## Excerpts from a set of layout annotations
[start]
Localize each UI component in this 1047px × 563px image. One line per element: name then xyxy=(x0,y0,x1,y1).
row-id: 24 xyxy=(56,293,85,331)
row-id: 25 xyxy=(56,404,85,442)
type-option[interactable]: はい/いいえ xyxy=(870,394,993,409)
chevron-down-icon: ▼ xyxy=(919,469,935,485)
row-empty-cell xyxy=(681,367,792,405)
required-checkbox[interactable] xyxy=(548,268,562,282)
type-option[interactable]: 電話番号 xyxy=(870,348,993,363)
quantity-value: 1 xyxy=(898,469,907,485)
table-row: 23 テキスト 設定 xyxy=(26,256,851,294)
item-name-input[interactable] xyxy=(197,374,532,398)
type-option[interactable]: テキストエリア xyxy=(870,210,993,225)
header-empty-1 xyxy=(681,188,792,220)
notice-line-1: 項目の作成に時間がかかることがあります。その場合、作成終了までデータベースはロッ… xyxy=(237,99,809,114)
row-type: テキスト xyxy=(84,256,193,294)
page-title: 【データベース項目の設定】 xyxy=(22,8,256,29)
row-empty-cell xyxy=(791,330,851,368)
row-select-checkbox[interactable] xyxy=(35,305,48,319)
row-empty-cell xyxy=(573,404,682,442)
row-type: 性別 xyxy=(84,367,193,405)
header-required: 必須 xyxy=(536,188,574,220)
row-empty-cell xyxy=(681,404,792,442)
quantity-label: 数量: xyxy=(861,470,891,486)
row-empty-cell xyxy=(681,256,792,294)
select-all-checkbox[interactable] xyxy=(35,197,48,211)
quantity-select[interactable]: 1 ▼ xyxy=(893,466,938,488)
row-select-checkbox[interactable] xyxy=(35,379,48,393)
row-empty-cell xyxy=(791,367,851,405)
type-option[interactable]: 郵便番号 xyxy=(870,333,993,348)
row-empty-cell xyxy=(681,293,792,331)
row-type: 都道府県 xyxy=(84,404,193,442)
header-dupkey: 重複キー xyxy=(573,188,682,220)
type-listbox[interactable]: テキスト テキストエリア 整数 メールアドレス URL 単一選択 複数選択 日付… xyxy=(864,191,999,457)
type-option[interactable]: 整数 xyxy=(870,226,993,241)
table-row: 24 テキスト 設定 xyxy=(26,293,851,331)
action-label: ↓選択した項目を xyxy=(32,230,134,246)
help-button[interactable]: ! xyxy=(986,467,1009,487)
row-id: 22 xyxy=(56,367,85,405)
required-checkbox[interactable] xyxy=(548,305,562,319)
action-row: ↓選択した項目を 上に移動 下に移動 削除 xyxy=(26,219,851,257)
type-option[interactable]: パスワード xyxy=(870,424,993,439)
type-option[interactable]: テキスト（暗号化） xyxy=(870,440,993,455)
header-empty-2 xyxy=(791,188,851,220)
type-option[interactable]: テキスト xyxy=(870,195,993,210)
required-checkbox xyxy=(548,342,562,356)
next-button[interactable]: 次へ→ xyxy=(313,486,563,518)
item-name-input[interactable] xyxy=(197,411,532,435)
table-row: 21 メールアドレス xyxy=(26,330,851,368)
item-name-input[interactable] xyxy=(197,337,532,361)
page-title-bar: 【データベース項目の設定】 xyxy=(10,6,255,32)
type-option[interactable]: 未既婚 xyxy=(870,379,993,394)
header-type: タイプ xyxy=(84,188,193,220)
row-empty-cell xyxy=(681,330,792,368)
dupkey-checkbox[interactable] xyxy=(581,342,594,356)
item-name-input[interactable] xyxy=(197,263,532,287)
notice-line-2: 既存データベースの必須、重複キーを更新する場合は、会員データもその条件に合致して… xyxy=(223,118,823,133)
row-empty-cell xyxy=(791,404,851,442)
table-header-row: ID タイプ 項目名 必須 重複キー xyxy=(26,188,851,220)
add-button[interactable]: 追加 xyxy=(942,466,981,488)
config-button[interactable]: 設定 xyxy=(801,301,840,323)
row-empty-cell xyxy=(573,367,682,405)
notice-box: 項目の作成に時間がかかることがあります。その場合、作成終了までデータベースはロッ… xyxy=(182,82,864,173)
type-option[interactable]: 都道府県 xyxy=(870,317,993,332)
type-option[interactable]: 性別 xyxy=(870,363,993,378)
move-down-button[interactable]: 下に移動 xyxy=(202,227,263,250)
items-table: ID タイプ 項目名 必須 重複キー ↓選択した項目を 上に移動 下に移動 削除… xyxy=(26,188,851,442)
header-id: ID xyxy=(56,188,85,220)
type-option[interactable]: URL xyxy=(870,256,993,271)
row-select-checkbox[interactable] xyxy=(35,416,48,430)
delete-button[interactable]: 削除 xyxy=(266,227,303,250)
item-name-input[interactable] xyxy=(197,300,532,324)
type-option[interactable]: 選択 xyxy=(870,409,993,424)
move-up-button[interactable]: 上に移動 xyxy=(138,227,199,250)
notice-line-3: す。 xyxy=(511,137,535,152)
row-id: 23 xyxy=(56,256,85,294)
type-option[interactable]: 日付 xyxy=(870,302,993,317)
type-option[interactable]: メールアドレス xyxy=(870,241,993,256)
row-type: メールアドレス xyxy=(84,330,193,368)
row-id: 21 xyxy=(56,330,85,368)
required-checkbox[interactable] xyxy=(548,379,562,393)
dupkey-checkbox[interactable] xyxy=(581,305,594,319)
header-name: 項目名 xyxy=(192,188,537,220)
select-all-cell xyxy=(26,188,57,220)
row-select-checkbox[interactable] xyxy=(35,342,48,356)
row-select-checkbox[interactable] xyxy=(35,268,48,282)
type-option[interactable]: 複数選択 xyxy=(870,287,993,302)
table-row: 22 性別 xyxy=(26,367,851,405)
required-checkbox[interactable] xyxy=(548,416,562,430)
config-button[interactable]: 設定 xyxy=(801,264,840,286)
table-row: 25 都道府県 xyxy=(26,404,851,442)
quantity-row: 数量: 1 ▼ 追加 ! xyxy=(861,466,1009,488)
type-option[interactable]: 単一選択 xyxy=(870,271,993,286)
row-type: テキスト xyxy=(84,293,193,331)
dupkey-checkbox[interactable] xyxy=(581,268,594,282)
[end]
## What this task involves
Show every line in the items above that contains the string "header". Case counts.

## Completed task
header-empty-1 xyxy=(681,188,792,220)
header-required: 必須 xyxy=(536,188,574,220)
header-dupkey: 重複キー xyxy=(573,188,682,220)
header-empty-2 xyxy=(791,188,851,220)
header-type: タイプ xyxy=(84,188,193,220)
table-header-row: ID タイプ 項目名 必須 重複キー xyxy=(26,188,851,220)
header-id: ID xyxy=(56,188,85,220)
header-name: 項目名 xyxy=(192,188,537,220)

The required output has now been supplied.